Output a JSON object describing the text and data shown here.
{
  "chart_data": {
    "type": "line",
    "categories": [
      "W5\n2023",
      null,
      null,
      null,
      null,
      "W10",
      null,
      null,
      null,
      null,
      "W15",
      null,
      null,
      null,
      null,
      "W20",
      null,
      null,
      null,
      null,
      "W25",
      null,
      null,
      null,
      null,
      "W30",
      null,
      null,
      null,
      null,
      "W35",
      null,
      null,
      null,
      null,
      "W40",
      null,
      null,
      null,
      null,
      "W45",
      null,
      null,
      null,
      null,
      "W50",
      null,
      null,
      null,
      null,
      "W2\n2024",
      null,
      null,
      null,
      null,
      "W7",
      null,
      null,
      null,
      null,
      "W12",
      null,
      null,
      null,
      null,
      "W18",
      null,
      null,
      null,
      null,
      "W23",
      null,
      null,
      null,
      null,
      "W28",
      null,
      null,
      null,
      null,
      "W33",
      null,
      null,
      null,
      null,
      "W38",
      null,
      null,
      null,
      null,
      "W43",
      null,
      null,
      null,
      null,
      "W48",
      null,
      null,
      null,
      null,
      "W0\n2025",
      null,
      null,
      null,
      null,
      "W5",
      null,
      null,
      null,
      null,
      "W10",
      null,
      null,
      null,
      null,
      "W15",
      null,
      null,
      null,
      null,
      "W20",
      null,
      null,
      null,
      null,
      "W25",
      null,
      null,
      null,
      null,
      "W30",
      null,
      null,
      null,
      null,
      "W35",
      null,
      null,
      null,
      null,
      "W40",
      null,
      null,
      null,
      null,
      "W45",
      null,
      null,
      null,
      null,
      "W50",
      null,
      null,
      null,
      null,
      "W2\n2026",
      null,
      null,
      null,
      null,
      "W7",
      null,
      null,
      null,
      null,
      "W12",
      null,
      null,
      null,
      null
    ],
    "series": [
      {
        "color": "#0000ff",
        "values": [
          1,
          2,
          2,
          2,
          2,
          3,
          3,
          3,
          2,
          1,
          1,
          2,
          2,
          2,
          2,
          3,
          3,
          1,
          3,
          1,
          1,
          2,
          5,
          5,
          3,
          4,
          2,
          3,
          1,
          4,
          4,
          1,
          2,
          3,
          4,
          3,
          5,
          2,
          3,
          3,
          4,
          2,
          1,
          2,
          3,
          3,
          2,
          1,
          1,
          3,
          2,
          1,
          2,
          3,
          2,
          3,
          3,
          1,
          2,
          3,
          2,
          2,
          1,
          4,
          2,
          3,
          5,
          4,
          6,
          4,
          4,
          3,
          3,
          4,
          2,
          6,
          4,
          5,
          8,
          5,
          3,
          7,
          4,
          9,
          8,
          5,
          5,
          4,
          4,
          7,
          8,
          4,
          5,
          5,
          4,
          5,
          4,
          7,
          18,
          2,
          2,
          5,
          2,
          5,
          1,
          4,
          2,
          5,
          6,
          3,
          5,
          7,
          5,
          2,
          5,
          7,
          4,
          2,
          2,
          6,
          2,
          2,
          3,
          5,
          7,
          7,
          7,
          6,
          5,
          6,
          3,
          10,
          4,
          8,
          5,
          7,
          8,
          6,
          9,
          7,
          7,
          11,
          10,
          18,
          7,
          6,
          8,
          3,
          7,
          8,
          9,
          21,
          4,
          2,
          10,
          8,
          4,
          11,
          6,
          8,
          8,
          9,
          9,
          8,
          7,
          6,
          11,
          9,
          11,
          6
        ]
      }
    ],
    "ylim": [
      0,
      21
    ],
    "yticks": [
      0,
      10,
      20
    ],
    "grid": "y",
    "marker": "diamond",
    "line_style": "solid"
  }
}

> **WRITTEN PROBLEM**: Nothing may be left out: return each entry exactly as it reads.

> **THE REPLY**:
Output a JSON object describing the text and data shown here.
{
  "chart_data": {
    "type": "line",
    "categories": [
      "W5\n2023",
      null,
      null,
      null,
      null,
      "W10",
      null,
      null,
      null,
      null,
      "W15",
      null,
      null,
      null,
      null,
      "W20",
      null,
      null,
      null,
      null,
      "W25",
      null,
      null,
      null,
      null,
      "W30",
      null,
      null,
      null,
      null,
      "W35",
      null,
      null,
      null,
      null,
      "W40",
      null,
      null,
      null,
      null,
      "W45",
      null,
      null,
      null,
      null,
      "W50",
      null,
      null,
      null,
      null,
      "W2\n2024",
      null,
      null,
      null,
      null,
      "W7",
      null,
      null,
      null,
      null,
      "W12",
      null,
      null,
      null,
      null,
      "W18",
      null,
      null,
      null,
      null,
      "W23",
      null,
      null,
      null,
      null,
      "W28",
      null,
      null,
      null,
      null,
      "W33",
      null,
      null,
      null,
      null,
      "W38",
      null,
      null,
      null,
      null,
      "W43",
      null,
      null,
      null,
      null,
      "W48",
      null,
      null,
      null,
      null,
      "W0\n2025",
      null,
      null,
      null,
      null,
      "W5",
      null,
      null,
      null,
      null,
      "W10",
      null,
      null,
      null,
      null,
      "W15",
      null,
      null,
      null,
      null,
      "W20",
      null,
      null,
      null,
      null,
      "W25",
      null,
      null,
      null,
      null,
      "W30",
      null,
      null,
      null,
      null,
      "W35",
      null,
      null,
      null,
      null,
      "W40",
      null,
      null,
      null,
      null,
      "W45",
      null,
      null,
      null,
      null,
      "W50",
      null,
      null,
      null,
      null,
      "W2\n2026",
      null,
      null,
      null,
      null,
      "W7",
      null,
      null,
      null,
      null,
      "W12",
      null,
      null,
      null,
      null
    ],
    "series": [
      {
        "color": "#0000ff",
        "values": [
          1,
          2,
          2,
          2,
          2,
          3,
          3,
          3,
          2,
          1,
          1,
          2,
          2,
          2,
          2,
          3,
          3,
          1,
          3,
          1,
          1,
          2,
          5,
          5,
          3,
          4,
          2,
          3,
          1,
          4,
          4,
          1,
          2,
          3,
          4,
          3,
          5,
          2,
          3,
          3,
          4,
          2,
          1,
          2,
          3,
          3,
          2,
          1,
          1,
          3,
          2,
          1,
          2,
          3,
          2,
          3,
          3,
          1,
          2,
          3,
          2,
          2,
          1,
          4,
          2,
          3,
          5,
          4,
          6,
          4,
          4,
          3,
          3,
          4,
          2,
          6,
          4,
          5,
          8,
          5,
          3,
          7,
          4,
          9,
          8,
          5,
          5,
          4,
          4,
          7,
          8,
          4,
          5,
          5,
          4,
          5,
          4,
          7,
          18,
          2,
          2,
          5,
          2,
          5,
          1,
          4,
          2,
          5,
          6,
          3,
          5,
          7,
          5,
          2,
          5,
          7,
          4,
          2,
          2,
          6,
          2,
          2,
          3,
          5,
          7,
          7,
          7,
          6,
          5,
          6,
          3,
          10,
          4,
          8,
          5,
          7,
          8,
          6,
          9,
          7,
          7,
          11,
          10,
          18,
          7,
          6,
          8,
          3,
          7,
          8,
          9,
          21,
          4,
          2,
          10,
          8,
          4,
          11,
          6,
          8,
          8,
          9,
          9,
          8,
          7,
          6,
          11,
          9,
          11,
          6
        ]
      }
    ],
    "ylim": [
      0,
      21
    ],
    "yticks": [
      0,
      10,
      20
    ],
    "grid": "y",
    "marker": "diamond",
    "line_style": "solid"
  }
}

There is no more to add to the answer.